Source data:
———

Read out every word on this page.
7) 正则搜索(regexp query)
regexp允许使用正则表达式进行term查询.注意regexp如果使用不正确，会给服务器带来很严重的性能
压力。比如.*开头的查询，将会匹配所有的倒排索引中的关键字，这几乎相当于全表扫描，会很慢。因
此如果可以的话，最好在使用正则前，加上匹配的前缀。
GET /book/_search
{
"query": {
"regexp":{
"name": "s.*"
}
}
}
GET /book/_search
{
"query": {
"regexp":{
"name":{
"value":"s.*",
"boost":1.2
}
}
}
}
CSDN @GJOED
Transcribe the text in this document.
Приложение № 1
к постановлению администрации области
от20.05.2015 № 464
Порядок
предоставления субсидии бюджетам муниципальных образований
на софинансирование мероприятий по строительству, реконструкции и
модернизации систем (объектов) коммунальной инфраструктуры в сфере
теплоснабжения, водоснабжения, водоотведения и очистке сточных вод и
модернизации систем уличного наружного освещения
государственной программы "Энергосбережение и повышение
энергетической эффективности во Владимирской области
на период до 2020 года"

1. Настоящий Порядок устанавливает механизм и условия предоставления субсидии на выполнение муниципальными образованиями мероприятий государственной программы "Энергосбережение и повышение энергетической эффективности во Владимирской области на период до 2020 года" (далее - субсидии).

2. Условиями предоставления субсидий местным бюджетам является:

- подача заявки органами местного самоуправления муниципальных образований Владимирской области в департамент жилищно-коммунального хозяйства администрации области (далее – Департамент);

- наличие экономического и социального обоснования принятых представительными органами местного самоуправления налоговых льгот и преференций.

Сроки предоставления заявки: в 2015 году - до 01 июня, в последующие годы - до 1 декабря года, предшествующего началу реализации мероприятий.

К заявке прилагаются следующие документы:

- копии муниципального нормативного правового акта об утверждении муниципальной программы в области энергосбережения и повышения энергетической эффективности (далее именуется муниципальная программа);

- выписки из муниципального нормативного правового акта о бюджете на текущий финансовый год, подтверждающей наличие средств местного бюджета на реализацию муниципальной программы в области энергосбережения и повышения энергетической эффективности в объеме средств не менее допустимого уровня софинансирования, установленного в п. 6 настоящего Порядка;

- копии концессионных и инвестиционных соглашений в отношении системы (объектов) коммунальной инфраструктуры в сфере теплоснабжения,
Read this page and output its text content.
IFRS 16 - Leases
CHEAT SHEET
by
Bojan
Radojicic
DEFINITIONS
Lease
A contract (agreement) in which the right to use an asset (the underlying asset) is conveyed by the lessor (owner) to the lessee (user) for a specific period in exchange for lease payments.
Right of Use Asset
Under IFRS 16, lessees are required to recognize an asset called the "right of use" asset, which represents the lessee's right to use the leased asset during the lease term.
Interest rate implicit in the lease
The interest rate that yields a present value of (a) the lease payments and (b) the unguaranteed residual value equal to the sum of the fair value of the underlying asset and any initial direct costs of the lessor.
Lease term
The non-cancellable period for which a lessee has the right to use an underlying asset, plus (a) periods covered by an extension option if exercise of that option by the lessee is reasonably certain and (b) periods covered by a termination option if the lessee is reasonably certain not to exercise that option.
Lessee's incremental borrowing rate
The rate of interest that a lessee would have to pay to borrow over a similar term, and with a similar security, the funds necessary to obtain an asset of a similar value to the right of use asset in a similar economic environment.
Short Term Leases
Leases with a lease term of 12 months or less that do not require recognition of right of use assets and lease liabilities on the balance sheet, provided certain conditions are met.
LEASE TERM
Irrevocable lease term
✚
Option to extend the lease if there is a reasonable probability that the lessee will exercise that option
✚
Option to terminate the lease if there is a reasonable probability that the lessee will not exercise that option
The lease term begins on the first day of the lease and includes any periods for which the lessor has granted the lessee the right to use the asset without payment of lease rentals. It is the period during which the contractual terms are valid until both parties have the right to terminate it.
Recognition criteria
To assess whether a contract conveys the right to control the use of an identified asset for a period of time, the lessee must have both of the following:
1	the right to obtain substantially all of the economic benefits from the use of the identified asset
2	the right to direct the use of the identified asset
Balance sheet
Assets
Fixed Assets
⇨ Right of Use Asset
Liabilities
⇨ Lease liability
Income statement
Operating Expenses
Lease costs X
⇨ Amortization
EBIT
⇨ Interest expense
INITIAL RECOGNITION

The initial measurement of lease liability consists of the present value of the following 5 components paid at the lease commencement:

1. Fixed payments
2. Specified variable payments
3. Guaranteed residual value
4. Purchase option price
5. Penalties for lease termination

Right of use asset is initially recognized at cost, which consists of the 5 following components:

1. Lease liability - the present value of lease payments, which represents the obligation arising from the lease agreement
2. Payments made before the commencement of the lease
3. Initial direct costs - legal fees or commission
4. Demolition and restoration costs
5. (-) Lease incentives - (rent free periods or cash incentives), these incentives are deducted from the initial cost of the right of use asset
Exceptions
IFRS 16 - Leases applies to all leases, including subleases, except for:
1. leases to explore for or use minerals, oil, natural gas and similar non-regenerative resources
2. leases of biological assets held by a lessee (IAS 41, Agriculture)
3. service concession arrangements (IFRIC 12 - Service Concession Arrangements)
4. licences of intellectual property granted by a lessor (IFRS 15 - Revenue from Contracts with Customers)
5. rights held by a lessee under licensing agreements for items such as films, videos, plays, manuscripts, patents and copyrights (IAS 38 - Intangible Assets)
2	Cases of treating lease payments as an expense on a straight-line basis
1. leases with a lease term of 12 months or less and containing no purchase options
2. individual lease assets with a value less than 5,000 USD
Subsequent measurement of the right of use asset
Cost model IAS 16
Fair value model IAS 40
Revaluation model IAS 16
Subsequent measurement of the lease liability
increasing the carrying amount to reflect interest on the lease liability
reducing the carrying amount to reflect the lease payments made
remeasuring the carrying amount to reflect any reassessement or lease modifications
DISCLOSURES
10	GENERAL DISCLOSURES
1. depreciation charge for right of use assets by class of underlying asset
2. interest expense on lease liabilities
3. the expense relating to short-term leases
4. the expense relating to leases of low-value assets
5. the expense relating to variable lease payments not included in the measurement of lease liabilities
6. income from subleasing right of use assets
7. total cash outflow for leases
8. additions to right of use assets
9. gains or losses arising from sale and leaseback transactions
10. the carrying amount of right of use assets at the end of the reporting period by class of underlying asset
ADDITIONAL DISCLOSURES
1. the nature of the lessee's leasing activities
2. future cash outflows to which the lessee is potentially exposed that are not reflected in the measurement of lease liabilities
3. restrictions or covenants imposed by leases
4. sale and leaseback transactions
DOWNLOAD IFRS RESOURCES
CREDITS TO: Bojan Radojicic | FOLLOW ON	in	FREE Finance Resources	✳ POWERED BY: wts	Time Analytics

———

Task goal:
Pick out every line with the string "periods" and copy it.

Response:
The non-cancellable period for which a lessee has the right to use an underlying asset, plus (a) periods covered by an extension option if exercise of that option by the lessee is reasonably certain and (b) periods covered by a termination option if the lessee is reasonably certain not to exercise that option.
The lease term begins on the first day of the lease and includes any periods for which the lessor has granted the lessee the right to use the asset without payment of lease rentals. It is the period during which the contractual terms are valid until both parties have the right to terminate it.
5. (-) Lease incentives - (rent free periods or cash incentives), these incentives are deducted from the initial cost of the right of use asset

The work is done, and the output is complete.